How many lines in the records below contain the word "Exercice"? Give only the number.

Start of EXCERPTED DATA

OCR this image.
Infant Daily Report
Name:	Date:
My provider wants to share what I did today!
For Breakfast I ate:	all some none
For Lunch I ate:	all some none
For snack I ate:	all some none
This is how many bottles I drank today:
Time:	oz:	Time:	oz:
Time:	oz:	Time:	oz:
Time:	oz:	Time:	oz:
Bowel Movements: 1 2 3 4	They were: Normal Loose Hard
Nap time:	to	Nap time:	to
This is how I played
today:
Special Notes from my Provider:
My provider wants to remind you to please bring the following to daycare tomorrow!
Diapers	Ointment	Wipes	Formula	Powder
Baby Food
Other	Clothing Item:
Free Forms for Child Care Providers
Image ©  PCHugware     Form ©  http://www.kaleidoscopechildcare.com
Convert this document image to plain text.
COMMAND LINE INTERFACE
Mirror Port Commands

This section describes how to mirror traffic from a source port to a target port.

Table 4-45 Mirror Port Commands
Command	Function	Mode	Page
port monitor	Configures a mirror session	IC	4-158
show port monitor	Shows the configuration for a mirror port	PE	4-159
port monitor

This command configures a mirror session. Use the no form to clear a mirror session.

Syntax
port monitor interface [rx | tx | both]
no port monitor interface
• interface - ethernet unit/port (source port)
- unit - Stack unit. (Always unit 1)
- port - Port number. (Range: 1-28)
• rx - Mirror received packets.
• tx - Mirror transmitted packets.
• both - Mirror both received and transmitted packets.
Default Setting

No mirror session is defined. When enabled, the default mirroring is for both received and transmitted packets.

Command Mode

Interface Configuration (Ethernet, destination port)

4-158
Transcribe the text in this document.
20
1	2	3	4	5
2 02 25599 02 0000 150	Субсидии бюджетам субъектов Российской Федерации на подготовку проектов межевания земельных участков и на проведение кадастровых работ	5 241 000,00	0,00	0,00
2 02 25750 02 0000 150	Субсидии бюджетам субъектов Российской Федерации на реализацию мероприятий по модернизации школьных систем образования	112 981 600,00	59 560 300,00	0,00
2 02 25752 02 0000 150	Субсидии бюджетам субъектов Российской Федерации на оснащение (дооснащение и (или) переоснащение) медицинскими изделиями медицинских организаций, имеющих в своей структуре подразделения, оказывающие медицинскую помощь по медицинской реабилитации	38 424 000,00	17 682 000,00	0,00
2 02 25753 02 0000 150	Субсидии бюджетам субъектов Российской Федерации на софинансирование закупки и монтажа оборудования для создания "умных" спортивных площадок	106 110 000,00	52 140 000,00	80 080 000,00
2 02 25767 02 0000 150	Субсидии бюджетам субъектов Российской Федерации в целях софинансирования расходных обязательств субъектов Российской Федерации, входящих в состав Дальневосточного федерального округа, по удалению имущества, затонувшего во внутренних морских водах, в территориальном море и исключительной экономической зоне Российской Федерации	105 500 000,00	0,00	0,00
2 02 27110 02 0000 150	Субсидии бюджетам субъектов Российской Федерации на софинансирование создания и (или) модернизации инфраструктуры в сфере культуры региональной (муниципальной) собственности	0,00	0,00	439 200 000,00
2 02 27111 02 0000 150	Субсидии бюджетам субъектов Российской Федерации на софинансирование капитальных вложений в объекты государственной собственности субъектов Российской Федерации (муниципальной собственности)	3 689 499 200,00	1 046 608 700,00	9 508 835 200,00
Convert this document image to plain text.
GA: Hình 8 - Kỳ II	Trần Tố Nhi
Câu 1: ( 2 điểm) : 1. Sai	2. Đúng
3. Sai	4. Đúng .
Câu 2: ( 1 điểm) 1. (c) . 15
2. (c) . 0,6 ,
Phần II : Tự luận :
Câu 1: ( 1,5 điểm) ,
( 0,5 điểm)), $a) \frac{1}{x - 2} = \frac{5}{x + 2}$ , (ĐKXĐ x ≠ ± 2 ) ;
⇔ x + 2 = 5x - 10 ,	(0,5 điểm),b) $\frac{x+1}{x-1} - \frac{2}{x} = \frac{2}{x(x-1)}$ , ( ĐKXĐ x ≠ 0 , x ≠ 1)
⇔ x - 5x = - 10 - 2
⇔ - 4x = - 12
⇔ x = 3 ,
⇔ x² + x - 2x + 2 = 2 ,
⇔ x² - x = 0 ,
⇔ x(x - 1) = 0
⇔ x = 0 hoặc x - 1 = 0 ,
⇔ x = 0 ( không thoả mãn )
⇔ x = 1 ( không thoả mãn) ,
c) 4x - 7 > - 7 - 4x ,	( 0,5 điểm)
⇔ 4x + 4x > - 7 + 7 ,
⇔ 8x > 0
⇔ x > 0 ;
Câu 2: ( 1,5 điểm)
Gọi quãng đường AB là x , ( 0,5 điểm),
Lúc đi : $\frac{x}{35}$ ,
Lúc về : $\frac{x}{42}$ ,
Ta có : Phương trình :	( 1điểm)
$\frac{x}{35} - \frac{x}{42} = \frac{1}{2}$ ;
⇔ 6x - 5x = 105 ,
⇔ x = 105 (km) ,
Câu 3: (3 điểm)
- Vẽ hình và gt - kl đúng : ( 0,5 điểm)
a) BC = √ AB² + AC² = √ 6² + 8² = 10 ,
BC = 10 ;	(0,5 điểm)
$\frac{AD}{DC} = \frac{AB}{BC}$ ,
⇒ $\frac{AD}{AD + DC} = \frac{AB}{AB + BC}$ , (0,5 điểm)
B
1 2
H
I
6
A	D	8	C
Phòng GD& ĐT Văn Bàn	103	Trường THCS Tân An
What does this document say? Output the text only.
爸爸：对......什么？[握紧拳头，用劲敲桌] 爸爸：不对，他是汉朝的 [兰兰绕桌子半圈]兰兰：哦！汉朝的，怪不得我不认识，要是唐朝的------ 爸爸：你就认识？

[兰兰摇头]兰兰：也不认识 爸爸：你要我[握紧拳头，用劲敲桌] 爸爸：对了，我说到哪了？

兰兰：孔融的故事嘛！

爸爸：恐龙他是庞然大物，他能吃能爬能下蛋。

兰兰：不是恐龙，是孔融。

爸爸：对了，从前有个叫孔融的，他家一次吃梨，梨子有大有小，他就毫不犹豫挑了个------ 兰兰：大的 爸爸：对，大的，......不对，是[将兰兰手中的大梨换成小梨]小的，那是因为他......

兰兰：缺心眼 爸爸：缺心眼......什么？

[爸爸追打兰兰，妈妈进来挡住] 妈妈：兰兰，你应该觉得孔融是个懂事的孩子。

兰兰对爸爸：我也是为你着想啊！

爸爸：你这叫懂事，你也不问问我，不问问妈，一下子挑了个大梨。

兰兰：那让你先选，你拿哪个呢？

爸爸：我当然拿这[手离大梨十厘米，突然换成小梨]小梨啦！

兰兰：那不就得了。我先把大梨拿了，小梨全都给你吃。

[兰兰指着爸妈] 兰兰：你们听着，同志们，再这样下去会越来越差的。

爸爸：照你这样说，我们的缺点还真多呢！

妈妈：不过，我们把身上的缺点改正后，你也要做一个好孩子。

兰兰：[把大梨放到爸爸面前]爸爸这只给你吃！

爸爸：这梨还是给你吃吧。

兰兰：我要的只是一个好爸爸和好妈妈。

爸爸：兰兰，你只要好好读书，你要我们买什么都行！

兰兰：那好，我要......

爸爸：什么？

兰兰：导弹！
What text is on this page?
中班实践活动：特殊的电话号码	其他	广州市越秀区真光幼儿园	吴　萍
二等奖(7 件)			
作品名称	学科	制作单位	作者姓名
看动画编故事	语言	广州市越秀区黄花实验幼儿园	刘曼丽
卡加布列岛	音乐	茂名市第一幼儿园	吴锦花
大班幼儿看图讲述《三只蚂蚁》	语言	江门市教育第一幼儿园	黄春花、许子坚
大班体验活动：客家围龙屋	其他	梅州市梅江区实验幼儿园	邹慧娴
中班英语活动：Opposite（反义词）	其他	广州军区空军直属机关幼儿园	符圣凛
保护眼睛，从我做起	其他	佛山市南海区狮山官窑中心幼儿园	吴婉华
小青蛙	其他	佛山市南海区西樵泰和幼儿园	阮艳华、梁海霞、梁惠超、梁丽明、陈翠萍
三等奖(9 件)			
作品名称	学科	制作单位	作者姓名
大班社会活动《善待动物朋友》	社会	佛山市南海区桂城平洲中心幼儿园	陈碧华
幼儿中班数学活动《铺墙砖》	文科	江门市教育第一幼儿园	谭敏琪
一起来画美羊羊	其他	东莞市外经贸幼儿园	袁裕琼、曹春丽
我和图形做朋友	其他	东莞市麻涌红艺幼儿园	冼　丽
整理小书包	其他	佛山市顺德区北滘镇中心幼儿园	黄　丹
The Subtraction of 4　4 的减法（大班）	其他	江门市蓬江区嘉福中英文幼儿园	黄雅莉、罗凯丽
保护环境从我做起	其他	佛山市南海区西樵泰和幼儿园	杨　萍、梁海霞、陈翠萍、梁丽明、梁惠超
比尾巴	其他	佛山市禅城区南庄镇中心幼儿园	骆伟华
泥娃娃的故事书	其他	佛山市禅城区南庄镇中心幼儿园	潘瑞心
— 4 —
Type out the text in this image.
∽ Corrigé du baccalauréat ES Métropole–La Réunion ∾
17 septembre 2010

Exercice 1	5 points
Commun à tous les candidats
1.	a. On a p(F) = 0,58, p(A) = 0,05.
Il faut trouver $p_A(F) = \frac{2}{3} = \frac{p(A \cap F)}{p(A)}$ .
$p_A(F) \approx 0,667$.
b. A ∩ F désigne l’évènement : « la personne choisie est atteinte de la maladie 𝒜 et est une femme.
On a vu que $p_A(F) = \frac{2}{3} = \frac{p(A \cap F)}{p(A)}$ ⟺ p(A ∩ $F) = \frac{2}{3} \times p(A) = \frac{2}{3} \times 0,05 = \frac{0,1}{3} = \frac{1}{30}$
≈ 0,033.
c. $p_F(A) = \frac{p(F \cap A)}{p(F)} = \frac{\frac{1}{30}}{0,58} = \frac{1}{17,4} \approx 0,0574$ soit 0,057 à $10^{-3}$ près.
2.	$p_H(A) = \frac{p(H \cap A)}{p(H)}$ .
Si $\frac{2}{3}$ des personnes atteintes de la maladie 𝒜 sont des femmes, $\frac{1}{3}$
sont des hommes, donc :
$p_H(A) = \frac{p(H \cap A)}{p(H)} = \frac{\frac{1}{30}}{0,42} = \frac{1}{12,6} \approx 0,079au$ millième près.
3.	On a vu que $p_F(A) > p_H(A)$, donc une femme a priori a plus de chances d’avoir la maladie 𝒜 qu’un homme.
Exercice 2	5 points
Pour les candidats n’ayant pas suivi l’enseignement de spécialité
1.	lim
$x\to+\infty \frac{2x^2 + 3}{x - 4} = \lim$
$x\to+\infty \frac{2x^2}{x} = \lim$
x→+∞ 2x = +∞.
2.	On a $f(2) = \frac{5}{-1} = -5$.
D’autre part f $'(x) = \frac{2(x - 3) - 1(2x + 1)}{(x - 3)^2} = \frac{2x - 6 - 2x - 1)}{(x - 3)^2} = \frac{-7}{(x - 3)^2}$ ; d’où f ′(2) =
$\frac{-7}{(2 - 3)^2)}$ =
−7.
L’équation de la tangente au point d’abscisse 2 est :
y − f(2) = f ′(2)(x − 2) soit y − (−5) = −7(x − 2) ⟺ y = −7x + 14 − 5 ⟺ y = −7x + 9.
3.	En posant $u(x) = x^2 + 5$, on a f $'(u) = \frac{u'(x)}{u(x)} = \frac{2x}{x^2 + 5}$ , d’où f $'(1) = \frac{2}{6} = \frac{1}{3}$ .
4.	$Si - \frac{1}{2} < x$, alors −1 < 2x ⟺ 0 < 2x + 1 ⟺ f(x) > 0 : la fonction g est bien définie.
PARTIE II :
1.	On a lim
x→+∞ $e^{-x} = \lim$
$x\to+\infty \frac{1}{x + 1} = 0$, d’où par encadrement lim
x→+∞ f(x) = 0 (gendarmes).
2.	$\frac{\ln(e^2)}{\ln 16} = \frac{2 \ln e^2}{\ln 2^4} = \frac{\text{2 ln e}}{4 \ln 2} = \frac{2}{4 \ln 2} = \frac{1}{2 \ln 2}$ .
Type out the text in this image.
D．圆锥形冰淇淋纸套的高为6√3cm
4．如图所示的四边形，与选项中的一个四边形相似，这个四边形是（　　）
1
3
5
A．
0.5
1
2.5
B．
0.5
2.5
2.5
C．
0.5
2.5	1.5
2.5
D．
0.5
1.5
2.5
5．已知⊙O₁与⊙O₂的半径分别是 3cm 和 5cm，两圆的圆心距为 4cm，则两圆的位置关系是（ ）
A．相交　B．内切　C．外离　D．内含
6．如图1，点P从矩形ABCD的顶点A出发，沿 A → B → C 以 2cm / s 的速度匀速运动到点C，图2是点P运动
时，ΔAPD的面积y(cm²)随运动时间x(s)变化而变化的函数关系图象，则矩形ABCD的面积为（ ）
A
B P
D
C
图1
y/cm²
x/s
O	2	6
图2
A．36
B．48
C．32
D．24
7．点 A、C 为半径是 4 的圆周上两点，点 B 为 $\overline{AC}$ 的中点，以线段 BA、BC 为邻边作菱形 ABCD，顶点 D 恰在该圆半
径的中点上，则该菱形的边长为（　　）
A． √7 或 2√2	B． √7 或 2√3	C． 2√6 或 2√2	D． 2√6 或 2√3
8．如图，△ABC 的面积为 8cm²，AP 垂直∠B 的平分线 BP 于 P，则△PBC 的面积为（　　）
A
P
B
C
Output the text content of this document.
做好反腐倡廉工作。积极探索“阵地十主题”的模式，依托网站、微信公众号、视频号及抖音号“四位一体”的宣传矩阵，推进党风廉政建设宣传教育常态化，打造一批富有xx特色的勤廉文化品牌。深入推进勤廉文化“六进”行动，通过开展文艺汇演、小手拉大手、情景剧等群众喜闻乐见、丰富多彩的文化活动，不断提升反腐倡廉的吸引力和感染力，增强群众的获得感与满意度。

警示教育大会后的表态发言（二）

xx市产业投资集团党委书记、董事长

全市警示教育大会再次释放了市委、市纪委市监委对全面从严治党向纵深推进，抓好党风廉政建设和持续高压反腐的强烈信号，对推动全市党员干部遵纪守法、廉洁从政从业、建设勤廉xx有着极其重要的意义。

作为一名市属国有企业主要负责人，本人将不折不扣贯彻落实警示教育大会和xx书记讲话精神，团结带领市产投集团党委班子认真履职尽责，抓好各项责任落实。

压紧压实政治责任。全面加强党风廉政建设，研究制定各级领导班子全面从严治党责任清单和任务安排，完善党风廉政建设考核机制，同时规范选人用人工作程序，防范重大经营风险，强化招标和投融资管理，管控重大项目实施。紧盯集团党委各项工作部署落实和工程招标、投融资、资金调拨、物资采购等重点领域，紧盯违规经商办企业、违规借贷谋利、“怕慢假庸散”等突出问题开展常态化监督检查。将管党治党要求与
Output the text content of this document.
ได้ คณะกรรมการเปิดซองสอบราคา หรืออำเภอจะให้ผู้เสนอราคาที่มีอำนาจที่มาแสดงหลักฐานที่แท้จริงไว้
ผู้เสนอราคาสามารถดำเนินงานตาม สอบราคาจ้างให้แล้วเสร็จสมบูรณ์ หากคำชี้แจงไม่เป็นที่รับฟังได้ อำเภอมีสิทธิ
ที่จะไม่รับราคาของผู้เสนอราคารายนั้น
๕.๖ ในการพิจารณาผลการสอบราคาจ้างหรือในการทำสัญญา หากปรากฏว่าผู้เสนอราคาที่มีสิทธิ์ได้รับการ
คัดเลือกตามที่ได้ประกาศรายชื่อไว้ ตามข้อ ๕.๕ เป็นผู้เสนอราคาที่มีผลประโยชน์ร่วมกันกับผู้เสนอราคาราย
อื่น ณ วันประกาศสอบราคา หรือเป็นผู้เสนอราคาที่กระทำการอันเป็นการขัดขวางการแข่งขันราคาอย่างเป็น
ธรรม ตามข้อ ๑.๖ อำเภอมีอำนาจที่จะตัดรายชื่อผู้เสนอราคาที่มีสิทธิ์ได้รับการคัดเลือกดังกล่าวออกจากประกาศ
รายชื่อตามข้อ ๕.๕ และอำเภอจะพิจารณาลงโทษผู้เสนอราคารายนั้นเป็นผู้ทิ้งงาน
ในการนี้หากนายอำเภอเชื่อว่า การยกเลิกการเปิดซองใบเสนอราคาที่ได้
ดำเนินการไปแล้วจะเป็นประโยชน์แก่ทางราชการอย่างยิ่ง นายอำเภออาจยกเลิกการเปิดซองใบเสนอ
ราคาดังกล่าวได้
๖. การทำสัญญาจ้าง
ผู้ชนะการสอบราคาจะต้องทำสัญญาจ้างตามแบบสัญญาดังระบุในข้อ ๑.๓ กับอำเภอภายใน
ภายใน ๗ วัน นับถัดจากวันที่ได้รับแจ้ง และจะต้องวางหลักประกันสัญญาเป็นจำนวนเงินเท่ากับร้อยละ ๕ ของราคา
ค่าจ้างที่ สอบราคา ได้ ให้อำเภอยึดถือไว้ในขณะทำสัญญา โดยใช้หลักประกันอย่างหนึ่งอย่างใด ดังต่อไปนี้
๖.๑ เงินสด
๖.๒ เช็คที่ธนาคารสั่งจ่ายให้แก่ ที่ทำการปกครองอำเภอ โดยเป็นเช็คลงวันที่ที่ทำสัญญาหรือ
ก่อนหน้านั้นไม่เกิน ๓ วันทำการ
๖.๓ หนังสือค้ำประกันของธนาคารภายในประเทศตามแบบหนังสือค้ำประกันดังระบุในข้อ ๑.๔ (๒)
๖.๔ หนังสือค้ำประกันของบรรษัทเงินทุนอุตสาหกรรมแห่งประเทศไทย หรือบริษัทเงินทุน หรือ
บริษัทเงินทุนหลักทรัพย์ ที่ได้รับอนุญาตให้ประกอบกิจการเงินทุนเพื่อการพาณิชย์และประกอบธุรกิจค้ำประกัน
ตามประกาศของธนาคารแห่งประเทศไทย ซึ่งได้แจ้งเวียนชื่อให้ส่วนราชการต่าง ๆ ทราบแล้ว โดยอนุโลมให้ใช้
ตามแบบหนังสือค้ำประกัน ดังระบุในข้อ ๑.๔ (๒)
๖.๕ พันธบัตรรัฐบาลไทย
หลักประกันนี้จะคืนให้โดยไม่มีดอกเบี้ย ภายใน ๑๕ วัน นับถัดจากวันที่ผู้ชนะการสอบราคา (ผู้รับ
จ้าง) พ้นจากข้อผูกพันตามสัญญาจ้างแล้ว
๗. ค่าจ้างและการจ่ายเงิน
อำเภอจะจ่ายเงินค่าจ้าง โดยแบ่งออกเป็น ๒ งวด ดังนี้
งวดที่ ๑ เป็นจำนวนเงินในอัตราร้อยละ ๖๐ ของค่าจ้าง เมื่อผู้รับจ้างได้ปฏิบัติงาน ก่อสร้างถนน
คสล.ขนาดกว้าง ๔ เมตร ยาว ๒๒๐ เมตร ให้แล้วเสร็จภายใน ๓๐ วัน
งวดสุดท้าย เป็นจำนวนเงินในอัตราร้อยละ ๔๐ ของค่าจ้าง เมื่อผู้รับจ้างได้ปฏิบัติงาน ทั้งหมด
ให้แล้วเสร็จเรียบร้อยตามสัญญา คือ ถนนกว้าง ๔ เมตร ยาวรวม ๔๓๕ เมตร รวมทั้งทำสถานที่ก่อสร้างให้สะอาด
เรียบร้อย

End of EXCERPTED DATA

SOLUTION FOR THIS TASK: 2